Data for this exercise
BEGIN
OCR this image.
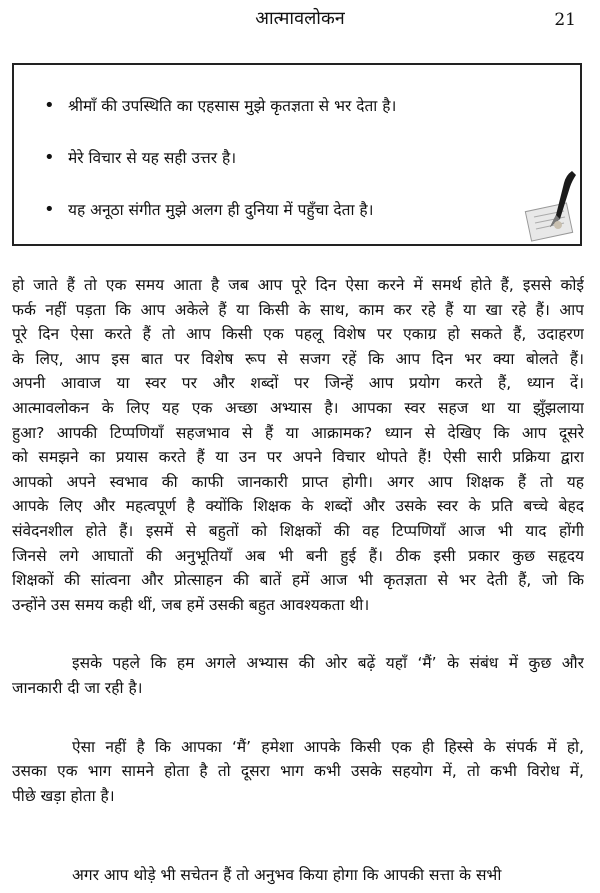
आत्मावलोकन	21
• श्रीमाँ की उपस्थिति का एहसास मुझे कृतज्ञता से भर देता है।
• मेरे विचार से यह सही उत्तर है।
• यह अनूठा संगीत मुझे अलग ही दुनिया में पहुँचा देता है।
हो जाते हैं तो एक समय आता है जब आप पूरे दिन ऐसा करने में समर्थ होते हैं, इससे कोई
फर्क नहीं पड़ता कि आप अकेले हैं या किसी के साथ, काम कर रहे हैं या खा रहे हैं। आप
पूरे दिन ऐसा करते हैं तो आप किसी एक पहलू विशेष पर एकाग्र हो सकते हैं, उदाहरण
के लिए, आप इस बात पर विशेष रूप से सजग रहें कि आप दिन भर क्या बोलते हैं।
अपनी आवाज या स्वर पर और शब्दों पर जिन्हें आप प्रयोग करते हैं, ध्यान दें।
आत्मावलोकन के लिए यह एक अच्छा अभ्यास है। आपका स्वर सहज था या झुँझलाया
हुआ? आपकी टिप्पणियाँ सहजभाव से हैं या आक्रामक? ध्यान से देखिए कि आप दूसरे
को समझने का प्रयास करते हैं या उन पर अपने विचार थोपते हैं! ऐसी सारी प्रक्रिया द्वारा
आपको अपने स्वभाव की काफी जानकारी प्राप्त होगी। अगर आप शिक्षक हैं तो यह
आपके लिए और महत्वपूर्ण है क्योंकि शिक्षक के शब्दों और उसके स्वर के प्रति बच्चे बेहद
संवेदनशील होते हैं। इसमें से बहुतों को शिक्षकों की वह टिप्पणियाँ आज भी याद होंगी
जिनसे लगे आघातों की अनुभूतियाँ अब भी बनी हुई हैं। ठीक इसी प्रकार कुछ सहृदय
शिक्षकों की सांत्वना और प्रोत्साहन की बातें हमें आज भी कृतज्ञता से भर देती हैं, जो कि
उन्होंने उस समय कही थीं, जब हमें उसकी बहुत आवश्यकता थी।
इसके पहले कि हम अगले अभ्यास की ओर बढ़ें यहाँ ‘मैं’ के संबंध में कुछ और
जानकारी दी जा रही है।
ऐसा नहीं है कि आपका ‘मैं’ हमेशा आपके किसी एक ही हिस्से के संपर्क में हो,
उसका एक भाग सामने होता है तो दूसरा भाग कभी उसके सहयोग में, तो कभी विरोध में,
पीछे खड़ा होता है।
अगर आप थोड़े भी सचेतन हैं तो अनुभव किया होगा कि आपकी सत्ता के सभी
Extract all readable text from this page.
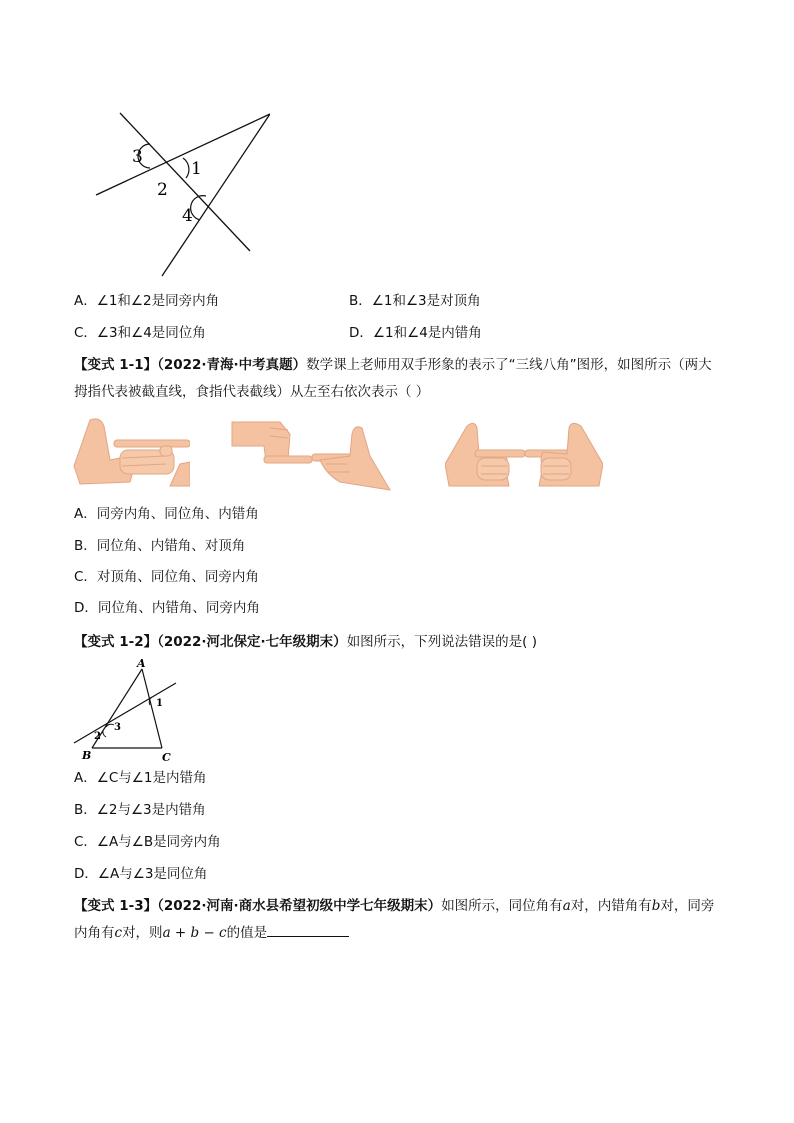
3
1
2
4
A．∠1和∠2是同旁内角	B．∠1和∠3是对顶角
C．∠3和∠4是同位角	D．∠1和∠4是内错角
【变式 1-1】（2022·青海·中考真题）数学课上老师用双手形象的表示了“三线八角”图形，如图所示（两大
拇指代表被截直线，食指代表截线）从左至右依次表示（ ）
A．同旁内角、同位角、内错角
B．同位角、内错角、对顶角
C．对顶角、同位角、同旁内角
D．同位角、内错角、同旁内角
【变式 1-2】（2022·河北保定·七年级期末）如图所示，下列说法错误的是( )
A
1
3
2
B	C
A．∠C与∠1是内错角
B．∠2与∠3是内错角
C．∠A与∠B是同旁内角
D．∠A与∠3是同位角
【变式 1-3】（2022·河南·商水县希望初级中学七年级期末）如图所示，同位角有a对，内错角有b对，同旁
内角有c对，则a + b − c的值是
END
Your goal
Locate and copy each line in the data above that includes the word "如图所示".

Written solution
【变式 1-1】（2022·青海·中考真题）数学课上老师用双手形象的表示了“三线八角”图形，如图所示（两大
【变式 1-2】（2022·河北保定·七年级期末）如图所示，下列说法错误的是( )
【变式 1-3】（2022·河南·商水县希望初级中学七年级期末）如图所示，同位角有a对，内错角有b对，同旁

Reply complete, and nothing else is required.